[Data entries]

>>

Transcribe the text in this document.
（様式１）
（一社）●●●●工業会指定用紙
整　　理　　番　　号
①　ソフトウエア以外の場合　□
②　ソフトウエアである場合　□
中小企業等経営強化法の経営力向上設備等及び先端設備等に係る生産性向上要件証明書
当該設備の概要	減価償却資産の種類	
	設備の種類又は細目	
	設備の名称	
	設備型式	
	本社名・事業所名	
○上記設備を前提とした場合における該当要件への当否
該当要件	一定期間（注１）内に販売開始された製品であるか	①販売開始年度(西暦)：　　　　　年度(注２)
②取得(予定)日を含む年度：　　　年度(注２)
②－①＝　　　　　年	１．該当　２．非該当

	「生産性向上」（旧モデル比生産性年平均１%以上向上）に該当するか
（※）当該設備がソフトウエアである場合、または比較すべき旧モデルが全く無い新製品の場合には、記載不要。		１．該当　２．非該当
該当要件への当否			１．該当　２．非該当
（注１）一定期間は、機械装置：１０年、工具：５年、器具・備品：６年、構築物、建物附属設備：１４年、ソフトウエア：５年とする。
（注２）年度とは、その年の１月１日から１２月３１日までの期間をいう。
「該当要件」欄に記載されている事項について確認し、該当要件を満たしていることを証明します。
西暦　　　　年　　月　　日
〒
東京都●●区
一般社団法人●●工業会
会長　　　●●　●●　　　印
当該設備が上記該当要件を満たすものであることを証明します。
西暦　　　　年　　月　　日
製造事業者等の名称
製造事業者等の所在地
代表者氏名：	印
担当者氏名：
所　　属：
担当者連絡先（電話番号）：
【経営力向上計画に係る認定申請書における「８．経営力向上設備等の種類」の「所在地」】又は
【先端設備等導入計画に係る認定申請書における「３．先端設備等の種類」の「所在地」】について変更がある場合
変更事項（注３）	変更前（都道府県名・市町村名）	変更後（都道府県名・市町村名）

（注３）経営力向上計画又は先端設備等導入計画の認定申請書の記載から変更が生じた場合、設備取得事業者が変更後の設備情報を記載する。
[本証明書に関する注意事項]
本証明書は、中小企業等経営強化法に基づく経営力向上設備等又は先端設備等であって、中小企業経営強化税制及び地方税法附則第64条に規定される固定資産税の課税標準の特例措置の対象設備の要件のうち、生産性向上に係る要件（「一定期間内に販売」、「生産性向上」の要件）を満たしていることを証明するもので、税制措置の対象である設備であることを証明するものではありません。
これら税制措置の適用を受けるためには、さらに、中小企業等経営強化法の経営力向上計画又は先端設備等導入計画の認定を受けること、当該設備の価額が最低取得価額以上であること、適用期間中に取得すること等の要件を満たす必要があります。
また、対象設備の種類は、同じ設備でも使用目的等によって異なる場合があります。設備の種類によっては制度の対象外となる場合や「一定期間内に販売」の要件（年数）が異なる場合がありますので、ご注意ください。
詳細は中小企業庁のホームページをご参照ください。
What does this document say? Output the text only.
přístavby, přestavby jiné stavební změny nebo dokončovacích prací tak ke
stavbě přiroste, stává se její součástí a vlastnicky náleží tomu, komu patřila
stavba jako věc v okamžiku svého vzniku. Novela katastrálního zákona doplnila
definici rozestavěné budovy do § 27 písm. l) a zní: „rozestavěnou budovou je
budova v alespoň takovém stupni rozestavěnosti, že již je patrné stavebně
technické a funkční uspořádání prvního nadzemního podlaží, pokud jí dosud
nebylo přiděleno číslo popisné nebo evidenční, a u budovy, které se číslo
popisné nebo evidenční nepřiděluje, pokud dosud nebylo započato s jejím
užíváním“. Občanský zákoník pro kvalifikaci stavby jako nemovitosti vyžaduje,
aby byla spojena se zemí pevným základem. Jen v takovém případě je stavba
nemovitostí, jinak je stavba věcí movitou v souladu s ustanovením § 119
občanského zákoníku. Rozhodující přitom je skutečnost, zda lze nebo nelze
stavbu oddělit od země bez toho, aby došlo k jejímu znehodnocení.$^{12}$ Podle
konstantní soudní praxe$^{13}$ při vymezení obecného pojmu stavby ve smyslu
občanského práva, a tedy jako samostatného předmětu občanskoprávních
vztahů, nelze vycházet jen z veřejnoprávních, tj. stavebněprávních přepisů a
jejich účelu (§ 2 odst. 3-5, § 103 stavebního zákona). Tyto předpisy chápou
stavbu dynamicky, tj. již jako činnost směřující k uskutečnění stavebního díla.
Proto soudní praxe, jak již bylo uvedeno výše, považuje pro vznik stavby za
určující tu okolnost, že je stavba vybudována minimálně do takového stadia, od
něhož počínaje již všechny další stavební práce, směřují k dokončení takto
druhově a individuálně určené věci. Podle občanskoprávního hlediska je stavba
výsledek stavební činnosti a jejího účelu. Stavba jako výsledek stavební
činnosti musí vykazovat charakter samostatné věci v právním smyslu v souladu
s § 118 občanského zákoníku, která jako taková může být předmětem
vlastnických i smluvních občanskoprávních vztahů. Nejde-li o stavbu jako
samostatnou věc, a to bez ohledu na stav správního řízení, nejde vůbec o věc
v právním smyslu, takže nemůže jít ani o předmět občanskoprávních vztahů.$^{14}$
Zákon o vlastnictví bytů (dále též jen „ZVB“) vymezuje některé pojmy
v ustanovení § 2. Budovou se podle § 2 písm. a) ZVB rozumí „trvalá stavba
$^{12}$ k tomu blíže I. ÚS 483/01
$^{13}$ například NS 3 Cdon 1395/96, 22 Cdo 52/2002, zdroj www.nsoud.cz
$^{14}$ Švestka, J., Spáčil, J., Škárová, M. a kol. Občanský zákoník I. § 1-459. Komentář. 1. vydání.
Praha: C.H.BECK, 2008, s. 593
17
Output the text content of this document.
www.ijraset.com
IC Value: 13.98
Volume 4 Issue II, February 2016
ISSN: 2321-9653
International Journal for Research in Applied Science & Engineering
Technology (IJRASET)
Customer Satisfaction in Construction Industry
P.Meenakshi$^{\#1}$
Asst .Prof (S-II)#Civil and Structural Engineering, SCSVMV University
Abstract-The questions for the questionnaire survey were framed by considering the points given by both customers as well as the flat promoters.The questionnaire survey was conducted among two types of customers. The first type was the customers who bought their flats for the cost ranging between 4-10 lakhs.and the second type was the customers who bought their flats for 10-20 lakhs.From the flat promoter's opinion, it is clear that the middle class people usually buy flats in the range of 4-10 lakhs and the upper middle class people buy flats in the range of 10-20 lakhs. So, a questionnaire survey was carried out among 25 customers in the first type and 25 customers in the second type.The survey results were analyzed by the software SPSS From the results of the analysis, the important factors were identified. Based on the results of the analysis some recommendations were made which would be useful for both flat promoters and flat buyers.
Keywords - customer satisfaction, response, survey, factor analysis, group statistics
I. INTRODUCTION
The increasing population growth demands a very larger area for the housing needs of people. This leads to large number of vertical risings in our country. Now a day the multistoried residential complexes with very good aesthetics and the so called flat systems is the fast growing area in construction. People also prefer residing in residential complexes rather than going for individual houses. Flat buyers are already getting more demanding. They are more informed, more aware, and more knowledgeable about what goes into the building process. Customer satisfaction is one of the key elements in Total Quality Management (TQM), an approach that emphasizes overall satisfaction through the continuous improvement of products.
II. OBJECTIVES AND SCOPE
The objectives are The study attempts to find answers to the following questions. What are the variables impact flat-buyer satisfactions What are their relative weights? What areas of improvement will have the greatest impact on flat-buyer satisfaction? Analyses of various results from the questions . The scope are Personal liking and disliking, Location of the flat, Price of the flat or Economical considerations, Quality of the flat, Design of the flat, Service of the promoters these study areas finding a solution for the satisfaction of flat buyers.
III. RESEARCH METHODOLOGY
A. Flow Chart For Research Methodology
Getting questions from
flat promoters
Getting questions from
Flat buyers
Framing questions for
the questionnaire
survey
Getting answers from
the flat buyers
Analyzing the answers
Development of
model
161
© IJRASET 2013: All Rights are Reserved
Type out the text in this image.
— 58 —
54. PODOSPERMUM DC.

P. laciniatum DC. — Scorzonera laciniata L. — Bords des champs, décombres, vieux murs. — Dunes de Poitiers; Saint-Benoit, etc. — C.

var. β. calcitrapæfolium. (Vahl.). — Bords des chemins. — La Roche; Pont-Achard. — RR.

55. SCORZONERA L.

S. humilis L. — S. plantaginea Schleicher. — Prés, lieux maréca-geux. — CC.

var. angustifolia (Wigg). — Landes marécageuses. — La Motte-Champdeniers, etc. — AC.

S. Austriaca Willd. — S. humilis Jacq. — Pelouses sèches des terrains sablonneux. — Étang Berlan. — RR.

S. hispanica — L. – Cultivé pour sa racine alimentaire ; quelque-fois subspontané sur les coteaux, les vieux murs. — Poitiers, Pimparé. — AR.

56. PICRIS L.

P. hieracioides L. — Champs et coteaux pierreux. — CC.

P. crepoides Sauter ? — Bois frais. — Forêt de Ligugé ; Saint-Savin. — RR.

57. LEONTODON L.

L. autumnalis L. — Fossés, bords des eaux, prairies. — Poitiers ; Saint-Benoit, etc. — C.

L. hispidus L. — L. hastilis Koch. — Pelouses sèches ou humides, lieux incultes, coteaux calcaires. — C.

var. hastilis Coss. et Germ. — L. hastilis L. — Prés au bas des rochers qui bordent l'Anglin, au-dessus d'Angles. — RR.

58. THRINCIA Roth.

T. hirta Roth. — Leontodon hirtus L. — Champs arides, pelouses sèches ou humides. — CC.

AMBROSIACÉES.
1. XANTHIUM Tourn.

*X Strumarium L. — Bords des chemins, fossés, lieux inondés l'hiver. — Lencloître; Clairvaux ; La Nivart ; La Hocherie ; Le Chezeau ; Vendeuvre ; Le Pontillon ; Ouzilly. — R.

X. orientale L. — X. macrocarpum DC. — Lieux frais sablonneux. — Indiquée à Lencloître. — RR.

<<

◆ Problem description
Which lines above contain "questions"? Show each of them.

◆ Answer to this task
Abstract-The questions for the questionnaire survey were framed by considering the points given by both customers as well as the flat promoters.The questionnaire survey was conducted among two types of customers. The first type was the customers who bought their flats for the cost ranging between 4-10 lakhs.and the second type was the customers who bought their flats for 10-20 lakhs.From the flat promoter's opinion, it is clear that the middle class people usually buy flats in the range of 4-10 lakhs and the upper middle class people buy flats in the range of 10-20 lakhs. So, a questionnaire survey was carried out among 25 customers in the first type and 25 customers in the second type.The survey results were analyzed by the software SPSS From the results of the analysis, the important factors were identified. Based on the results of the analysis some recommendations were made which would be useful for both flat promoters and flat buyers.
The objectives are The study attempts to find answers to the following questions. What are the variables impact flat-buyer satisfactions What are their relative weights? What areas of improvement will have the greatest impact on flat-buyer satisfaction? Analyses of various results from the questions . The scope are Personal liking and disliking, Location of the flat, Price of the flat or Economical considerations, Quality of the flat, Design of the flat, Service of the promoters these study areas finding a solution for the satisfaction of flat buyers.
Getting questions from
Getting questions from
Framing questions for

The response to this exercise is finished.